Brief: Locate all lines in the data below that hold "rgba" and show them.

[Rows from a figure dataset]
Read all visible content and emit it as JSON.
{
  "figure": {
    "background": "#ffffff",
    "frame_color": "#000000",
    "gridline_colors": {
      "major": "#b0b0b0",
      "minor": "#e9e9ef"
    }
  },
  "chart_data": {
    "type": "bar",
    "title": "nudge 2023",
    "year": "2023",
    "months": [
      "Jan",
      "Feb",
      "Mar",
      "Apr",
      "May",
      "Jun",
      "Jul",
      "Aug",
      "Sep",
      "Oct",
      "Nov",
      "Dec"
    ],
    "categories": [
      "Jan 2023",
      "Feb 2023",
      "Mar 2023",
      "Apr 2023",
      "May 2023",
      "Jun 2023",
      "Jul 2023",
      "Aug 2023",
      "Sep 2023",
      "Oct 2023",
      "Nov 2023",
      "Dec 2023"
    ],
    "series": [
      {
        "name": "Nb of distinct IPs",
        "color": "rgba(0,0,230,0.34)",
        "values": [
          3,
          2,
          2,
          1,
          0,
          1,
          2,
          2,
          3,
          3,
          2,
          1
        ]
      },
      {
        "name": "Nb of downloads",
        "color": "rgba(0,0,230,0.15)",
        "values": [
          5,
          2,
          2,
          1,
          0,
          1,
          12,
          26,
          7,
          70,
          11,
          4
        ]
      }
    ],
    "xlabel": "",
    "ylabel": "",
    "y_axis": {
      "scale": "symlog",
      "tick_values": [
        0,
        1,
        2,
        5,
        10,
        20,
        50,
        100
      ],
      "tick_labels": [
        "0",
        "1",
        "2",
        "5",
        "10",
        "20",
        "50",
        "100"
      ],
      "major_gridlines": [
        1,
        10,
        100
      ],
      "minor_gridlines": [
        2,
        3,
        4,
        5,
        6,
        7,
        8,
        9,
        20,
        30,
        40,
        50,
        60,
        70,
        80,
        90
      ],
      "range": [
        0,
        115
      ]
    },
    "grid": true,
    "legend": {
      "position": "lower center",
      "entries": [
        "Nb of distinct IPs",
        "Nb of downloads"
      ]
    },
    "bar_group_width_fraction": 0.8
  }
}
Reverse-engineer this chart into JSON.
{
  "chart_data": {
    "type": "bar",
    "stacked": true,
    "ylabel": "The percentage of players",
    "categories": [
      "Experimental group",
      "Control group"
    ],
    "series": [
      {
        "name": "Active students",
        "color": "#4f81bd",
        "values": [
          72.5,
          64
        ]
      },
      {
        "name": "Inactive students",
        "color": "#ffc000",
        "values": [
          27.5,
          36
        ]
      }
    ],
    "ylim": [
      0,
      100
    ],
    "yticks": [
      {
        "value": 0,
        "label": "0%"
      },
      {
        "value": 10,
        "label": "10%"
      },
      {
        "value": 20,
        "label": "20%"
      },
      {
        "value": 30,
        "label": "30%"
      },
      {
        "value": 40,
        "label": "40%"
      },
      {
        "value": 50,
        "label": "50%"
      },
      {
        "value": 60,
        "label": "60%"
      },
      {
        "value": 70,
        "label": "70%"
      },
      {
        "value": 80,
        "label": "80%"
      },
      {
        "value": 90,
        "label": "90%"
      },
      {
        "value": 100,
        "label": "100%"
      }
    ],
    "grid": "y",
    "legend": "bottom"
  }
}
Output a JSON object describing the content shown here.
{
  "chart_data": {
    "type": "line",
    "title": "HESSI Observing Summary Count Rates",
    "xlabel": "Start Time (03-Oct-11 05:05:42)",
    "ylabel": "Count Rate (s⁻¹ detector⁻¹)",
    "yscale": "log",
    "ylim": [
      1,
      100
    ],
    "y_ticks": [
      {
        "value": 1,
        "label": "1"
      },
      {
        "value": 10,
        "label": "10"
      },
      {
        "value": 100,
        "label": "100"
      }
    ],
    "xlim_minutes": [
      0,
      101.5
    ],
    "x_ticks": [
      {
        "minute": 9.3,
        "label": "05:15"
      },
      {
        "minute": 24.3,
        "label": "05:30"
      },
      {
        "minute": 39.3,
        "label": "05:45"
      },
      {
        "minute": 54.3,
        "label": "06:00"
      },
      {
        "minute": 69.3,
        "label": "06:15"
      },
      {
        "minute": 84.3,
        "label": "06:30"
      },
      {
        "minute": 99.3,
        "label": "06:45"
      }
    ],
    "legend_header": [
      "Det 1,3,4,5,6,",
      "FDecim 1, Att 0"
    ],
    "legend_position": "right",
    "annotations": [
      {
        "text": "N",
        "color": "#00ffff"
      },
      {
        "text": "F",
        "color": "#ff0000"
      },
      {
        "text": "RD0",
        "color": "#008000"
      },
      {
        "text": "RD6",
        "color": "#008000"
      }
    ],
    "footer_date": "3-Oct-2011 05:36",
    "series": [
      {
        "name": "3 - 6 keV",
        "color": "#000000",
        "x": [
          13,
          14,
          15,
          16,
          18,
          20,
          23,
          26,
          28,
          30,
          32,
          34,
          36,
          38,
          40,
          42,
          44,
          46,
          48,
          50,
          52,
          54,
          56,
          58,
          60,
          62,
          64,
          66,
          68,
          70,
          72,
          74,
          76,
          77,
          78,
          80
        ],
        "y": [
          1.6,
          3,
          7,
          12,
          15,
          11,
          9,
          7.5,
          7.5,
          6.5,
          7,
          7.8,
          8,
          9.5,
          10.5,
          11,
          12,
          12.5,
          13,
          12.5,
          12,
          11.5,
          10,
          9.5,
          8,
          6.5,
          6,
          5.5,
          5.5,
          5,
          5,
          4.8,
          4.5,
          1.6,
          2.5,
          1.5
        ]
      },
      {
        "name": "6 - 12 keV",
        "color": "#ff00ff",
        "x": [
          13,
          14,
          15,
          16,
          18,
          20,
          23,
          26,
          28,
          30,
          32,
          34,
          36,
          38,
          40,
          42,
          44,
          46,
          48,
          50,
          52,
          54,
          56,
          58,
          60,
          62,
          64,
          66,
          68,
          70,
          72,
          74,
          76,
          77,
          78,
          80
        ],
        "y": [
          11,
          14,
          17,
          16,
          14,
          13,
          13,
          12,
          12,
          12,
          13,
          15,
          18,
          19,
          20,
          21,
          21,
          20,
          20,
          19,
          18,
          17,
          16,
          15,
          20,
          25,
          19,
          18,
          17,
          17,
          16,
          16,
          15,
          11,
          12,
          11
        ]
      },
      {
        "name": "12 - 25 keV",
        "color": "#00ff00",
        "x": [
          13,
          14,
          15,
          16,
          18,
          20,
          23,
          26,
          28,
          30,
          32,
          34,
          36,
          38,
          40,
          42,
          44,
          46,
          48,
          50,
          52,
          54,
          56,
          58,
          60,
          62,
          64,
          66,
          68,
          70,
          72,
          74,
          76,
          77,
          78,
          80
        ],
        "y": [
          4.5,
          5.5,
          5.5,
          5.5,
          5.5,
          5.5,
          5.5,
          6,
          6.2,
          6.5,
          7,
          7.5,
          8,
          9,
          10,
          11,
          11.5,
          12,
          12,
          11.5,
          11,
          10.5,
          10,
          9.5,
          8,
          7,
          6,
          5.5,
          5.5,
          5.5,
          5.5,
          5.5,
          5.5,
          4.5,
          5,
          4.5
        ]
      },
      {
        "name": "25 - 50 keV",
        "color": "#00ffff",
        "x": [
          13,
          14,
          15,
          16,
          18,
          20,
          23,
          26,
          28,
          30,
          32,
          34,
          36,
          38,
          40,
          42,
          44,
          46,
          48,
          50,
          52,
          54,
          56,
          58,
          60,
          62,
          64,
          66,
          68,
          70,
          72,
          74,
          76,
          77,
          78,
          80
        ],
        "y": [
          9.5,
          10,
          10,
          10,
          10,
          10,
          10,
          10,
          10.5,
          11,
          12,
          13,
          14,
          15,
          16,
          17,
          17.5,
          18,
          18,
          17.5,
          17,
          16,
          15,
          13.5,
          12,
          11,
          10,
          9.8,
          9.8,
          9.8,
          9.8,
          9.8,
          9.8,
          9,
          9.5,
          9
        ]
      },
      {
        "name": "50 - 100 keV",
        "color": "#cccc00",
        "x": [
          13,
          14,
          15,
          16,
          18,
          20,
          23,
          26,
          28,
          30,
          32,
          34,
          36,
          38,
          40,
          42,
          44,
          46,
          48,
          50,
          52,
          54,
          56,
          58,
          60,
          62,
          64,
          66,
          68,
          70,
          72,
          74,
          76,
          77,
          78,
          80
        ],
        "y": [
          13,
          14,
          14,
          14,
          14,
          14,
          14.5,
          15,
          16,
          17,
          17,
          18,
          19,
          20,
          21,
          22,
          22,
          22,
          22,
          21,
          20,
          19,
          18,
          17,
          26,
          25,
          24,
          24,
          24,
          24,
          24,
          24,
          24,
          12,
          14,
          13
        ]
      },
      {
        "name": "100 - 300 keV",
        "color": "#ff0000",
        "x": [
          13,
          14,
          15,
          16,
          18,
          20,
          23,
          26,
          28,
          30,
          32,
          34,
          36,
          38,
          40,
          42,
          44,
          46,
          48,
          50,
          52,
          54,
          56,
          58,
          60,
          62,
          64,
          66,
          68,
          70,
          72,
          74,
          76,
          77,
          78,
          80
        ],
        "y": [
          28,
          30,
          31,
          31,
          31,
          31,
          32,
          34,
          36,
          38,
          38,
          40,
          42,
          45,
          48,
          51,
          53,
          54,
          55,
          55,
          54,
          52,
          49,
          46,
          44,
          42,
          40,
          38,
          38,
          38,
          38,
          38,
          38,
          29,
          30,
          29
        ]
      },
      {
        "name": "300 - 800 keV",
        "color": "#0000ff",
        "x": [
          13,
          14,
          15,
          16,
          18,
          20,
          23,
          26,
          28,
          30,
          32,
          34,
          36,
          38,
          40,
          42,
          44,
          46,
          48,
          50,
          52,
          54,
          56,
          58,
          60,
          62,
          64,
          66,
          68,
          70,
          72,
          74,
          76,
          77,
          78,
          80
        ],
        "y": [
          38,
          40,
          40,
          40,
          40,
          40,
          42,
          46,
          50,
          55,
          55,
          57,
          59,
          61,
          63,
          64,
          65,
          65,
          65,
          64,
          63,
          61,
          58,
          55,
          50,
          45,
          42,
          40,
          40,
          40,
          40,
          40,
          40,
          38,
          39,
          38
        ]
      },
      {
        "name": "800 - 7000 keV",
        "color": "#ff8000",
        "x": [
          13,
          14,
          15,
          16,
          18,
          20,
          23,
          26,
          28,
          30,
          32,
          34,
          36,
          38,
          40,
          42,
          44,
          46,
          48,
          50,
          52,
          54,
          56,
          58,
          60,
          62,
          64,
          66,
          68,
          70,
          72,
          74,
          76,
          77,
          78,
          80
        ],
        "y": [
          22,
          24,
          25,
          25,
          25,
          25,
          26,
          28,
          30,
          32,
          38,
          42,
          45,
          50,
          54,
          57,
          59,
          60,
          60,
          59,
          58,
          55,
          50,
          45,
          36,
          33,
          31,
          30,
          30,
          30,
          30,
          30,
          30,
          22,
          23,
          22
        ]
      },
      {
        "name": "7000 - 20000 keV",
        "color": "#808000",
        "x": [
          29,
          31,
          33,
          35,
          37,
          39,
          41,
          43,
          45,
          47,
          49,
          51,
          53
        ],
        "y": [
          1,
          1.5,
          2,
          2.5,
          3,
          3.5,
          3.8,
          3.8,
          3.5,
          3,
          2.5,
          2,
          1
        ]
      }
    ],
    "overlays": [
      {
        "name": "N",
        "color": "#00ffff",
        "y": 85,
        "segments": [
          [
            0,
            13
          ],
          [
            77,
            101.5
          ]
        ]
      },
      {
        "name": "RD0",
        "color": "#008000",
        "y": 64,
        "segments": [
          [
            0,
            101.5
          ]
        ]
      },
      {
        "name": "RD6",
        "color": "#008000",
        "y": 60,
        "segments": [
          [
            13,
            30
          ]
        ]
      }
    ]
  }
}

Written reply:
        "color": "rgba(0,0,230,0.34)",
        "color": "rgba(0,0,230,0.15)",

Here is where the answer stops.